## RECORDED DATA
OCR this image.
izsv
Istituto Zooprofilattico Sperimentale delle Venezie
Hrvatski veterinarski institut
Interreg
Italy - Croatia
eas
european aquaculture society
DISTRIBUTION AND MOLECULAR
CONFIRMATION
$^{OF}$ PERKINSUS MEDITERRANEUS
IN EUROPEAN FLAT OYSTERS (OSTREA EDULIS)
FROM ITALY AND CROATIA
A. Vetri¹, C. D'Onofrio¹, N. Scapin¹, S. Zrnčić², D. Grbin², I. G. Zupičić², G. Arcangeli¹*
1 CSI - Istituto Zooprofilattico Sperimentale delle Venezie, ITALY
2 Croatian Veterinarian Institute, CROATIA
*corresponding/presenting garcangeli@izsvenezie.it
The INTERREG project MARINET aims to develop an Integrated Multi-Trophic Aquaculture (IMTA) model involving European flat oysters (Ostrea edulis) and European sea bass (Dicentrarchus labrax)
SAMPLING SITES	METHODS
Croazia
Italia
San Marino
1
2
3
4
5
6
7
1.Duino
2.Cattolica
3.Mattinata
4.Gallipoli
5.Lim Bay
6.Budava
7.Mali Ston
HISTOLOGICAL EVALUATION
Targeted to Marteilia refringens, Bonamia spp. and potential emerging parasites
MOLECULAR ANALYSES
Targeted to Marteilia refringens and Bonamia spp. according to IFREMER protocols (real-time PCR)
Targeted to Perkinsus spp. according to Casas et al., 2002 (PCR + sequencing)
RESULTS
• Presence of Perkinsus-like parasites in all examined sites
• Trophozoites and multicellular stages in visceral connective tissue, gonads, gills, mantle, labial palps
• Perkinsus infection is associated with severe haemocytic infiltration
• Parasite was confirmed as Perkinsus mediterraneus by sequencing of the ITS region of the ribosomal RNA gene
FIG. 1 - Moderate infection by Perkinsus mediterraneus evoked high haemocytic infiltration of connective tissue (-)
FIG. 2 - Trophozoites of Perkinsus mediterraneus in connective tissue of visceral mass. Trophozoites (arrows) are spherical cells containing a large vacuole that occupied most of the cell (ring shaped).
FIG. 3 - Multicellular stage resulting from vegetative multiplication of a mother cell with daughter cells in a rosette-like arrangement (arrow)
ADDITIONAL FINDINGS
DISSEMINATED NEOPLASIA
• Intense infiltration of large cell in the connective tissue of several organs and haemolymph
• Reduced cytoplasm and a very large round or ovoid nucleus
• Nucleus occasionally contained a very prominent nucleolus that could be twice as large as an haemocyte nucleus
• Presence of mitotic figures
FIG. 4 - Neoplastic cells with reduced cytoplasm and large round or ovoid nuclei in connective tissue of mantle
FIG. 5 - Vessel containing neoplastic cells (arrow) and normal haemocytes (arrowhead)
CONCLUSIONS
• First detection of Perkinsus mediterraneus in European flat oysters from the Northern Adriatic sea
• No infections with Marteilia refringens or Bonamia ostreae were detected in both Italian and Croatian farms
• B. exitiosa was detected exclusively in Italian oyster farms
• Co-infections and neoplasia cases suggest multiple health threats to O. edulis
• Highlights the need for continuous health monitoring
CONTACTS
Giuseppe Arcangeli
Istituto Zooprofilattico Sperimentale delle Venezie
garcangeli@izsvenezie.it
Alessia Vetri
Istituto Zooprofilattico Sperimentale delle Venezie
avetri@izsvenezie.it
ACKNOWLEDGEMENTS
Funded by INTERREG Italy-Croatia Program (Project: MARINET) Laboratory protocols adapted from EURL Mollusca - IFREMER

## INSTRUCTIONS FOR THE TASK
Copy the data above in full, character for character.

## TASK OUTPUT
OCR this image.
izsv
Istituto Zooprofilattico Sperimentale delle Venezie
Hrvatski veterinarski institut
Interreg
Italy - Croatia
eas
european aquaculture society
DISTRIBUTION AND MOLECULAR
CONFIRMATION
$^{OF}$ PERKINSUS MEDITERRANEUS
IN EUROPEAN FLAT OYSTERS (OSTREA EDULIS)
FROM ITALY AND CROATIA
A. Vetri¹, C. D'Onofrio¹, N. Scapin¹, S. Zrnčić², D. Grbin², I. G. Zupičić², G. Arcangeli¹*
1 CSI - Istituto Zooprofilattico Sperimentale delle Venezie, ITALY
2 Croatian Veterinarian Institute, CROATIA
*corresponding/presenting garcangeli@izsvenezie.it
The INTERREG project MARINET aims to develop an Integrated Multi-Trophic Aquaculture (IMTA) model involving European flat oysters (Ostrea edulis) and European sea bass (Dicentrarchus labrax)
SAMPLING SITES	METHODS
Croazia
Italia
San Marino
1
2
3
4
5
6
7
1.Duino
2.Cattolica
3.Mattinata
4.Gallipoli
5.Lim Bay
6.Budava
7.Mali Ston
HISTOLOGICAL EVALUATION
Targeted to Marteilia refringens, Bonamia spp. and potential emerging parasites
MOLECULAR ANALYSES
Targeted to Marteilia refringens and Bonamia spp. according to IFREMER protocols (real-time PCR)
Targeted to Perkinsus spp. according to Casas et al., 2002 (PCR + sequencing)
RESULTS
• Presence of Perkinsus-like parasites in all examined sites
• Trophozoites and multicellular stages in visceral connective tissue, gonads, gills, mantle, labial palps
• Perkinsus infection is associated with severe haemocytic infiltration
• Parasite was confirmed as Perkinsus mediterraneus by sequencing of the ITS region of the ribosomal RNA gene
FIG. 1 - Moderate infection by Perkinsus mediterraneus evoked high haemocytic infiltration of connective tissue (-)
FIG. 2 - Trophozoites of Perkinsus mediterraneus in connective tissue of visceral mass. Trophozoites (arrows) are spherical cells containing a large vacuole that occupied most of the cell (ring shaped).
FIG. 3 - Multicellular stage resulting from vegetative multiplication of a mother cell with daughter cells in a rosette-like arrangement (arrow)
ADDITIONAL FINDINGS
DISSEMINATED NEOPLASIA
• Intense infiltration of large cell in the connective tissue of several organs and haemolymph
• Reduced cytoplasm and a very large round or ovoid nucleus
• Nucleus occasionally contained a very prominent nucleolus that could be twice as large as an haemocyte nucleus
• Presence of mitotic figures
FIG. 4 - Neoplastic cells with reduced cytoplasm and large round or ovoid nuclei in connective tissue of mantle
FIG. 5 - Vessel containing neoplastic cells (arrow) and normal haemocytes (arrowhead)
CONCLUSIONS
• First detection of Perkinsus mediterraneus in European flat oysters from the Northern Adriatic sea
• No infections with Marteilia refringens or Bonamia ostreae were detected in both Italian and Croatian farms
• B. exitiosa was detected exclusively in Italian oyster farms
• Co-infections and neoplasia cases suggest multiple health threats to O. edulis
• Highlights the need for continuous health monitoring
CONTACTS
Giuseppe Arcangeli
Istituto Zooprofilattico Sperimentale delle Venezie
garcangeli@izsvenezie.it
Alessia Vetri
Istituto Zooprofilattico Sperimentale delle Venezie
avetri@izsvenezie.it
ACKNOWLEDGEMENTS
Funded by INTERREG Italy-Croatia Program (Project: MARINET) Laboratory protocols adapted from EURL Mollusca - IFREMER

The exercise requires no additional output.